TO DO ▸
Transcribe the entries that follow exactly as they appear, minus pictures.

>> Start TASK INPUT

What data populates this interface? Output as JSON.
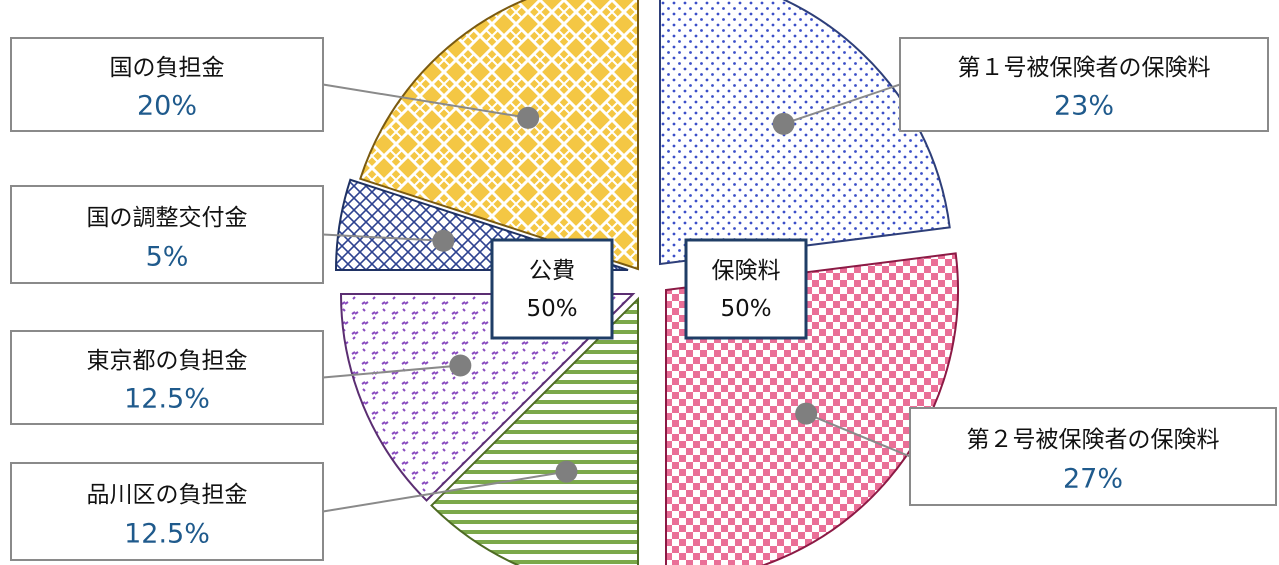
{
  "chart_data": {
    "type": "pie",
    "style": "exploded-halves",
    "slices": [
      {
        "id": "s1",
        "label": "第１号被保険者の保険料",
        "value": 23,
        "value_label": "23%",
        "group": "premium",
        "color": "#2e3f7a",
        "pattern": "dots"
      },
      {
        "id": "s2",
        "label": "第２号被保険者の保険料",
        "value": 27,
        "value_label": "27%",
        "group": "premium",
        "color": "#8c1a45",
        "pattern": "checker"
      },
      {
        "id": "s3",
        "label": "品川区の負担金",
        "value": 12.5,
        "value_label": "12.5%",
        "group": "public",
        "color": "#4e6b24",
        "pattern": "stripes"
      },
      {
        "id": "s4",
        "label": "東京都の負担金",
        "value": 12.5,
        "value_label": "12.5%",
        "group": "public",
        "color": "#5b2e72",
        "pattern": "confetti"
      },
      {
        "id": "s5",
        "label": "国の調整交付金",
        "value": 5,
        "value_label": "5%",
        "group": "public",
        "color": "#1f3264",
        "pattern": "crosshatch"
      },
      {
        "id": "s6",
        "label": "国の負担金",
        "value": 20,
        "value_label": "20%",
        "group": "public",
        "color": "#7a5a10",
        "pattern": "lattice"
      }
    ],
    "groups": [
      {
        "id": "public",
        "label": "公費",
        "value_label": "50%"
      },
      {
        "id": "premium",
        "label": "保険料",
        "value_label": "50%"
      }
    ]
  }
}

>> End TASK INPUT

EXERCISE SOLUTION ▸
What data populates this interface? Output as JSON.
{
  "chart_data": {
    "type": "pie",
    "style": "exploded-halves",
    "slices": [
      {
        "id": "s1",
        "label": "第１号被保険者の保険料",
        "value": 23,
        "value_label": "23%",
        "group": "premium",
        "color": "#2e3f7a",
        "pattern": "dots"
      },
      {
        "id": "s2",
        "label": "第２号被保険者の保険料",
        "value": 27,
        "value_label": "27%",
        "group": "premium",
        "color": "#8c1a45",
        "pattern": "checker"
      },
      {
        "id": "s3",
        "label": "品川区の負担金",
        "value": 12.5,
        "value_label": "12.5%",
        "group": "public",
        "color": "#4e6b24",
        "pattern": "stripes"
      },
      {
        "id": "s4",
        "label": "東京都の負担金",
        "value": 12.5,
        "value_label": "12.5%",
        "group": "public",
        "color": "#5b2e72",
        "pattern": "confetti"
      },
      {
        "id": "s5",
        "label": "国の調整交付金",
        "value": 5,
        "value_label": "5%",
        "group": "public",
        "color": "#1f3264",
        "pattern": "crosshatch"
      },
      {
        "id": "s6",
        "label": "国の負担金",
        "value": 20,
        "value_label": "20%",
        "group": "public",
        "color": "#7a5a10",
        "pattern": "lattice"
      }
    ],
    "groups": [
      {
        "id": "public",
        "label": "公費",
        "value_label": "50%"
      },
      {
        "id": "premium",
        "label": "保険料",
        "value_label": "50%"
      }
    ]
  }
}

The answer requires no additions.